Stored records
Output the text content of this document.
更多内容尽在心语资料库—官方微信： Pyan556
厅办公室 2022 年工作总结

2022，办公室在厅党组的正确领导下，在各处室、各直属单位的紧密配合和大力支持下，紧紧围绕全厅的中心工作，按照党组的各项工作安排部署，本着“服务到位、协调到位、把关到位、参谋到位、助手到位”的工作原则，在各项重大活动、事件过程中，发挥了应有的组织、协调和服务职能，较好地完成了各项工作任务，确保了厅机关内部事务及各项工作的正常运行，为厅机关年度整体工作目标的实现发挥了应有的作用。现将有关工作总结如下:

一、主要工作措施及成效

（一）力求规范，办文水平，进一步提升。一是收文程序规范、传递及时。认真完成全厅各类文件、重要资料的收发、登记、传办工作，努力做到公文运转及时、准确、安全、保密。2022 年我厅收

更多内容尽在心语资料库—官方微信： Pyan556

...

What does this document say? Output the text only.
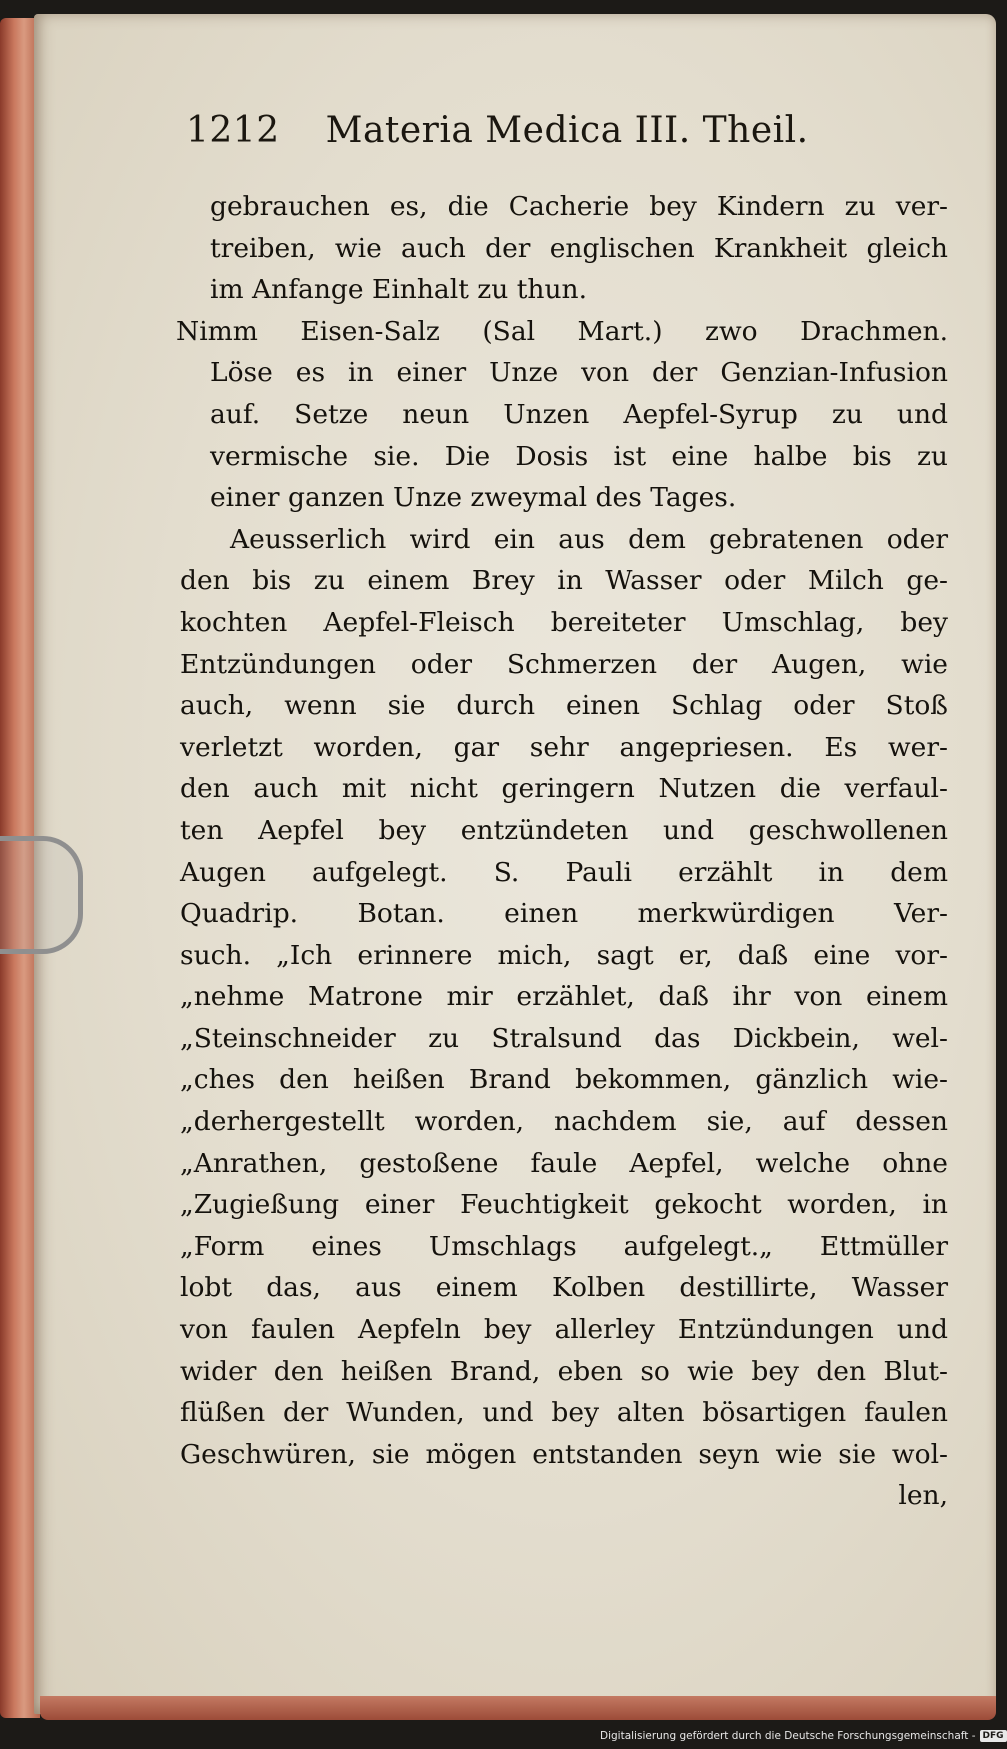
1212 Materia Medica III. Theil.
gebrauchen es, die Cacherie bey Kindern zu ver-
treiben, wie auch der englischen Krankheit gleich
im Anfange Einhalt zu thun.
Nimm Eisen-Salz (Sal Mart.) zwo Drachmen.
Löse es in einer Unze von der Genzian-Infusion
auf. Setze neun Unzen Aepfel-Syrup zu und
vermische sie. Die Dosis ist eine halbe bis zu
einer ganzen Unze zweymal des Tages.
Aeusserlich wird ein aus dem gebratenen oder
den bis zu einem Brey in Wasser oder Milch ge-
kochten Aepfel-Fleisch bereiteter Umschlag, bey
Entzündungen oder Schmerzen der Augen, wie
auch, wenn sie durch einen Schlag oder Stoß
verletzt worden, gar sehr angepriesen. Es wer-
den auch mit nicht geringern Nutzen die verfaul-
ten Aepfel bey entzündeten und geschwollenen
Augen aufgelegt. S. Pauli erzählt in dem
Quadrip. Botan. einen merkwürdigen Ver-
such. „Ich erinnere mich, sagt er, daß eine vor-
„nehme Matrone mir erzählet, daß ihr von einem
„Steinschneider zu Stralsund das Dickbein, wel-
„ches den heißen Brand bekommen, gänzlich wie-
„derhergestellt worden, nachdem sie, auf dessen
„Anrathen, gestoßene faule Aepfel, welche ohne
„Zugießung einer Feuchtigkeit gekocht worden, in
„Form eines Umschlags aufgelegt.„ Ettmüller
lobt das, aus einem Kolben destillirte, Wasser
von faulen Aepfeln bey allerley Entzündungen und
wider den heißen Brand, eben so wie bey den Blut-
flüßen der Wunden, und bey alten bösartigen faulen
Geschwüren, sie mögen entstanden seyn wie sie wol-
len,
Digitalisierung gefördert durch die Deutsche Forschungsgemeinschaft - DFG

* * *

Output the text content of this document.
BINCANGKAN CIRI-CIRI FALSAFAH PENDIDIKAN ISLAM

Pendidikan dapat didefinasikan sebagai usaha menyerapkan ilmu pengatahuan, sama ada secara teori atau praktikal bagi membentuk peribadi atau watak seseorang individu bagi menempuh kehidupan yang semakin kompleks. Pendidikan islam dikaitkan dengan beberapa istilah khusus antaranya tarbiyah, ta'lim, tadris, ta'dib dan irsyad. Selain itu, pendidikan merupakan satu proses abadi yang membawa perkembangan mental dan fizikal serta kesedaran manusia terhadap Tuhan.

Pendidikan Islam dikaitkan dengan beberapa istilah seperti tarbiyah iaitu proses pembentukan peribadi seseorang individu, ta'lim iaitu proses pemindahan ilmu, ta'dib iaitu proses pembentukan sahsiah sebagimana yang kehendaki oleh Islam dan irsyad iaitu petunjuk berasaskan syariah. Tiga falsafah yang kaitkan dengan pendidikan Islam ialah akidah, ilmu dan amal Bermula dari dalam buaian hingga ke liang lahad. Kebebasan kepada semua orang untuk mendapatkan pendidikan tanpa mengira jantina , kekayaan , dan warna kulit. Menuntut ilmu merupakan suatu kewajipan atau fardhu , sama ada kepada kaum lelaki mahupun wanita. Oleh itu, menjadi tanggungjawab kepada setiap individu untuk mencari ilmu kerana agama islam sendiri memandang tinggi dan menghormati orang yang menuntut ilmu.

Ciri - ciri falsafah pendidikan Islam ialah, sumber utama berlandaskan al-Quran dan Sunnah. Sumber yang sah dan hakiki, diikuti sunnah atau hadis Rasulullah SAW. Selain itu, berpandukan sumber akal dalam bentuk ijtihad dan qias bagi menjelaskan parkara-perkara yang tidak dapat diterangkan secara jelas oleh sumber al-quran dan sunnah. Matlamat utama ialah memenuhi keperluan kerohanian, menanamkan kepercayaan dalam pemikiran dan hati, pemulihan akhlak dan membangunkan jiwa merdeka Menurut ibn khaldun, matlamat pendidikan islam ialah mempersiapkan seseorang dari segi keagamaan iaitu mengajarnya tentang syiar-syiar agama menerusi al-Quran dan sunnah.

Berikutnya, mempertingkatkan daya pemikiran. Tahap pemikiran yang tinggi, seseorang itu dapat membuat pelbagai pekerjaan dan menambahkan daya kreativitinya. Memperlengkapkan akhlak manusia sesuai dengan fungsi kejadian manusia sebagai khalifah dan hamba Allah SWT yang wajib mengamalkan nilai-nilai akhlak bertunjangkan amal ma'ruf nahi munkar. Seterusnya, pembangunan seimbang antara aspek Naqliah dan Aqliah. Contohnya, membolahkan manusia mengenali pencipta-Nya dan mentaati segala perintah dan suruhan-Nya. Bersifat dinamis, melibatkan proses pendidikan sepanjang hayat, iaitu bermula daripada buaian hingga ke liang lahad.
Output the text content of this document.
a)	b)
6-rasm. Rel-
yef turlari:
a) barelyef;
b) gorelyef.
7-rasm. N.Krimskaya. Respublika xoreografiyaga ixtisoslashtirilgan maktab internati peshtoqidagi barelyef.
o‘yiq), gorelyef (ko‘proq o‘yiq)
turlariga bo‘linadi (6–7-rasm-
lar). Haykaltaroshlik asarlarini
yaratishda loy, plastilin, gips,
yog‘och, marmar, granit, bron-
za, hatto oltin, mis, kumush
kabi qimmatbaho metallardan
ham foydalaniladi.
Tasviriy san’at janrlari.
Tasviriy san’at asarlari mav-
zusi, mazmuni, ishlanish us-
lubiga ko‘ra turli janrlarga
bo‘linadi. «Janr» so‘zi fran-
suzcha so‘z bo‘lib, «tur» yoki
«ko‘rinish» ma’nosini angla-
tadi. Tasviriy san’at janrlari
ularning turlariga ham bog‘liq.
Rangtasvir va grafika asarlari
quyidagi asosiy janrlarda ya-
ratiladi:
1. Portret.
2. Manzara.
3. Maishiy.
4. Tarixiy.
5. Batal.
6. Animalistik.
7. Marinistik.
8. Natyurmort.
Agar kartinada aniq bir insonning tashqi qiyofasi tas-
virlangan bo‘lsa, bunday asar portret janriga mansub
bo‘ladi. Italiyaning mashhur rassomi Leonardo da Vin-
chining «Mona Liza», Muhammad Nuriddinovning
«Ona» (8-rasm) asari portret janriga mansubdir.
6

Aim of the exercise: Gather all lines from the records above in which "barelyef" appears.

Output of the exercise:
a) barelyef;
7-rasm. N.Krimskaya. Respublika xoreografiyaga ixtisoslashtirilgan maktab internati peshtoqidagi barelyef.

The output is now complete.